> **Given problem**
Return each line of the data below exactly, omitting any pictures.
------------
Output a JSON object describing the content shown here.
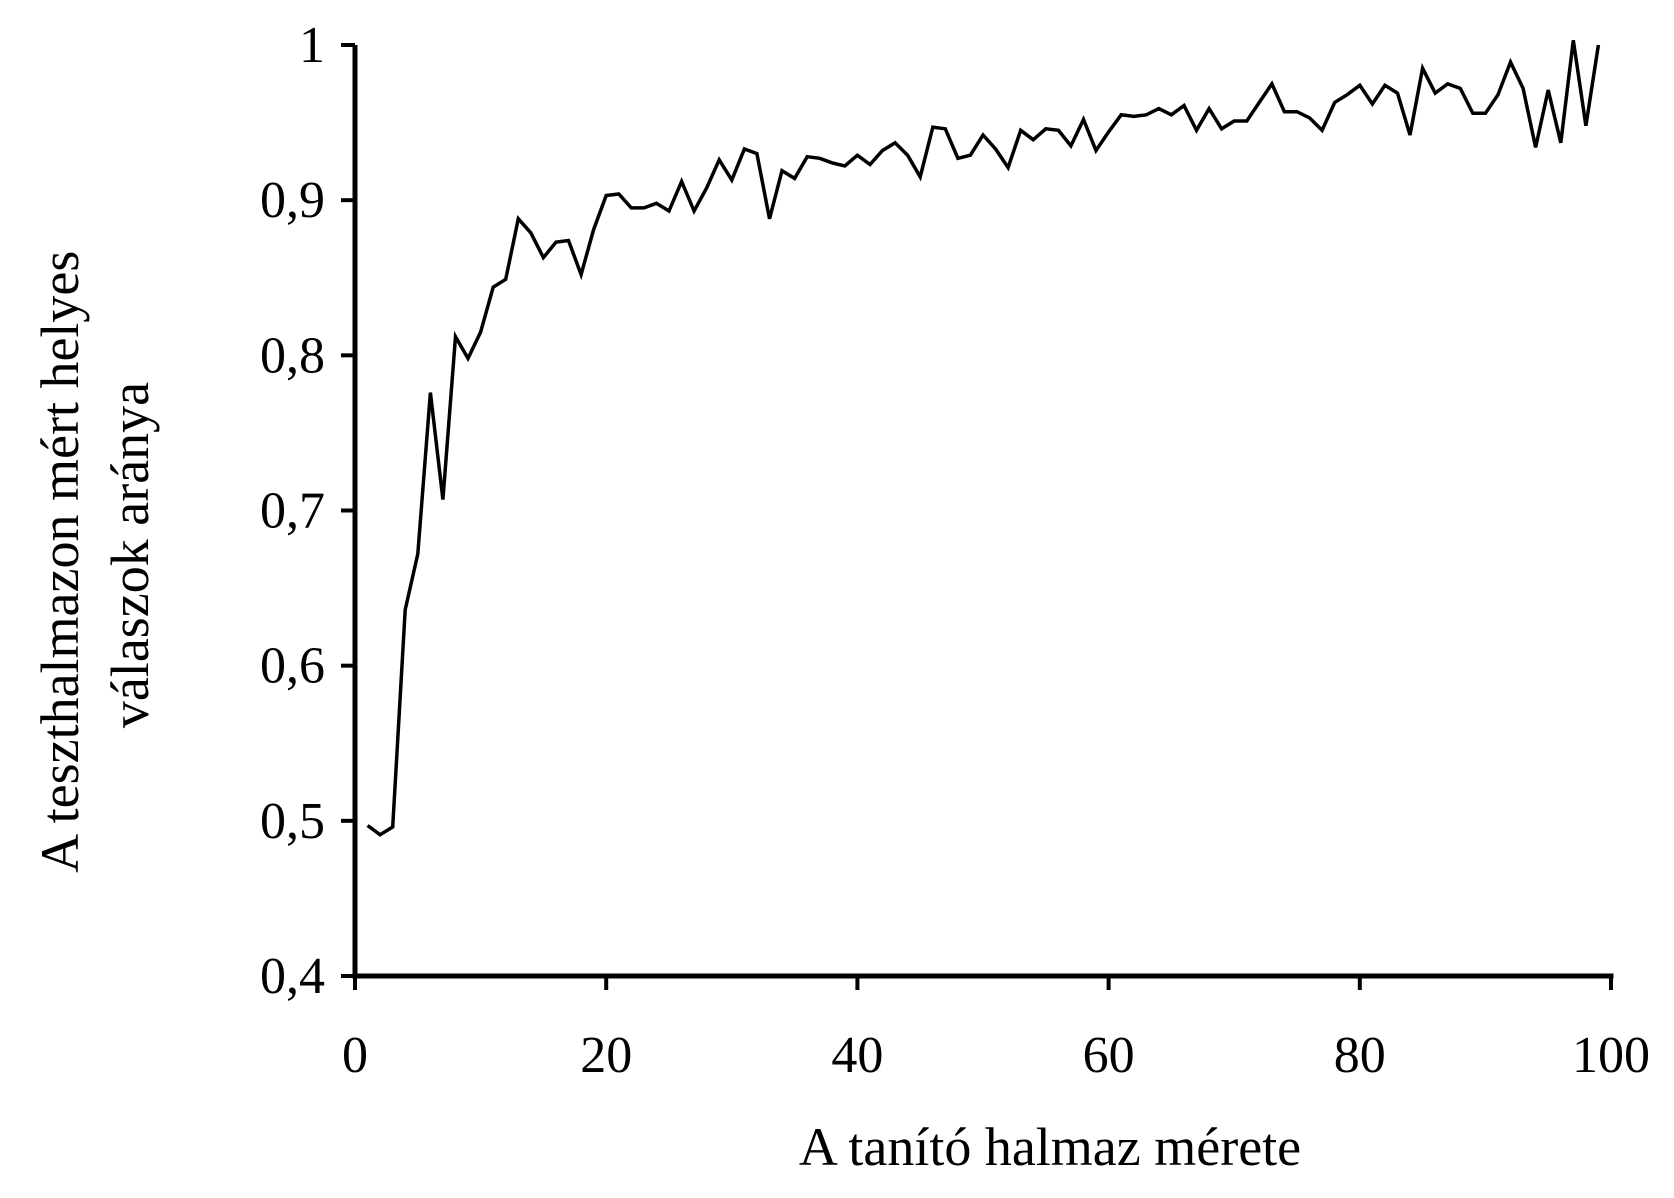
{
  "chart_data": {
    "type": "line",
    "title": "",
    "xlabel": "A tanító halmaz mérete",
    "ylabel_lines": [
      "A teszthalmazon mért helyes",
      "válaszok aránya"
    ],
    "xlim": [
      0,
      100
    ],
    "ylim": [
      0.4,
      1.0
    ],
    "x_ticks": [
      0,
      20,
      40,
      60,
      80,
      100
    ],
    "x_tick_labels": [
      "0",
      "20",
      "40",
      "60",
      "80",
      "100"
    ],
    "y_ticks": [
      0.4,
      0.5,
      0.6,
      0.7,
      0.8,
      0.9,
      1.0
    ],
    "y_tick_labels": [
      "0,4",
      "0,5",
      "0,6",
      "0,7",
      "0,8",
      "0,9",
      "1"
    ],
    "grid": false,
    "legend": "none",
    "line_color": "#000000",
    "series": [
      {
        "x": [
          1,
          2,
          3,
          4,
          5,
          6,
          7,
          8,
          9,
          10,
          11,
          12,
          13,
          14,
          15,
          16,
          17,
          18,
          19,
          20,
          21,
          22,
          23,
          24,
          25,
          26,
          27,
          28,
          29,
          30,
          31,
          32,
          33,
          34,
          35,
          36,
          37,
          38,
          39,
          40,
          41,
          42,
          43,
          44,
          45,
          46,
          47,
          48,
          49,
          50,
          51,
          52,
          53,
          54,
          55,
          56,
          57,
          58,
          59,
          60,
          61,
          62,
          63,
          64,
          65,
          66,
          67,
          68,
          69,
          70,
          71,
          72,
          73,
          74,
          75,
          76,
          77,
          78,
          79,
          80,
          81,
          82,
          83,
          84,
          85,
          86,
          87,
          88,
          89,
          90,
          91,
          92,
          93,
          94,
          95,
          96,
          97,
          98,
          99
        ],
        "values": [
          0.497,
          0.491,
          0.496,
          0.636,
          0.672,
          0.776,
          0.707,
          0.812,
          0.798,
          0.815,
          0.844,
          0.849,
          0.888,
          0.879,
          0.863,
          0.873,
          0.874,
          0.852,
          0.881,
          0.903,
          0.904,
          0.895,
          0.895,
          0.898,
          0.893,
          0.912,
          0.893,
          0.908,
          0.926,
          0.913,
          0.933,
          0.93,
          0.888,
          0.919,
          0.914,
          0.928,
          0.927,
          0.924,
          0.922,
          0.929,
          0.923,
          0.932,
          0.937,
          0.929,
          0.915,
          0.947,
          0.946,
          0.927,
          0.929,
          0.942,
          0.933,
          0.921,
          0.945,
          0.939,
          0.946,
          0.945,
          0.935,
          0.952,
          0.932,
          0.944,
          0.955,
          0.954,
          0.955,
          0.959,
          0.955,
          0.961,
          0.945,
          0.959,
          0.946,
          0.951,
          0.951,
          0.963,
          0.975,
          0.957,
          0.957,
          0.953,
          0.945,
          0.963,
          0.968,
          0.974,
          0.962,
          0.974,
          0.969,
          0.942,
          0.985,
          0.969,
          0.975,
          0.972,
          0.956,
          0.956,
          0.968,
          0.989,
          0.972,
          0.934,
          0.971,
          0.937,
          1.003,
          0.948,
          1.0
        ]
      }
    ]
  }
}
------------
> **Output**
Output a JSON object describing the content shown here.
{
  "chart_data": {
    "type": "line",
    "title": "",
    "xlabel": "A tanító halmaz mérete",
    "ylabel_lines": [
      "A teszthalmazon mért helyes",
      "válaszok aránya"
    ],
    "xlim": [
      0,
      100
    ],
    "ylim": [
      0.4,
      1.0
    ],
    "x_ticks": [
      0,
      20,
      40,
      60,
      80,
      100
    ],
    "x_tick_labels": [
      "0",
      "20",
      "40",
      "60",
      "80",
      "100"
    ],
    "y_ticks": [
      0.4,
      0.5,
      0.6,
      0.7,
      0.8,
      0.9,
      1.0
    ],
    "y_tick_labels": [
      "0,4",
      "0,5",
      "0,6",
      "0,7",
      "0,8",
      "0,9",
      "1"
    ],
    "grid": false,
    "legend": "none",
    "line_color": "#000000",
    "series": [
      {
        "x": [
          1,
          2,
          3,
          4,
          5,
          6,
          7,
          8,
          9,
          10,
          11,
          12,
          13,
          14,
          15,
          16,
          17,
          18,
          19,
          20,
          21,
          22,
          23,
          24,
          25,
          26,
          27,
          28,
          29,
          30,
          31,
          32,
          33,
          34,
          35,
          36,
          37,
          38,
          39,
          40,
          41,
          42,
          43,
          44,
          45,
          46,
          47,
          48,
          49,
          50,
          51,
          52,
          53,
          54,
          55,
          56,
          57,
          58,
          59,
          60,
          61,
          62,
          63,
          64,
          65,
          66,
          67,
          68,
          69,
          70,
          71,
          72,
          73,
          74,
          75,
          76,
          77,
          78,
          79,
          80,
          81,
          82,
          83,
          84,
          85,
          86,
          87,
          88,
          89,
          90,
          91,
          92,
          93,
          94,
          95,
          96,
          97,
          98,
          99
        ],
        "values": [
          0.497,
          0.491,
          0.496,
          0.636,
          0.672,
          0.776,
          0.707,
          0.812,
          0.798,
          0.815,
          0.844,
          0.849,
          0.888,
          0.879,
          0.863,
          0.873,
          0.874,
          0.852,
          0.881,
          0.903,
          0.904,
          0.895,
          0.895,
          0.898,
          0.893,
          0.912,
          0.893,
          0.908,
          0.926,
          0.913,
          0.933,
          0.93,
          0.888,
          0.919,
          0.914,
          0.928,
          0.927,
          0.924,
          0.922,
          0.929,
          0.923,
          0.932,
          0.937,
          0.929,
          0.915,
          0.947,
          0.946,
          0.927,
          0.929,
          0.942,
          0.933,
          0.921,
          0.945,
          0.939,
          0.946,
          0.945,
          0.935,
          0.952,
          0.932,
          0.944,
          0.955,
          0.954,
          0.955,
          0.959,
          0.955,
          0.961,
          0.945,
          0.959,
          0.946,
          0.951,
          0.951,
          0.963,
          0.975,
          0.957,
          0.957,
          0.953,
          0.945,
          0.963,
          0.968,
          0.974,
          0.962,
          0.974,
          0.969,
          0.942,
          0.985,
          0.969,
          0.975,
          0.972,
          0.956,
          0.956,
          0.968,
          0.989,
          0.972,
          0.934,
          0.971,
          0.937,
          1.003,
          0.948,
          1.0
        ]
      }
    ]
  }
}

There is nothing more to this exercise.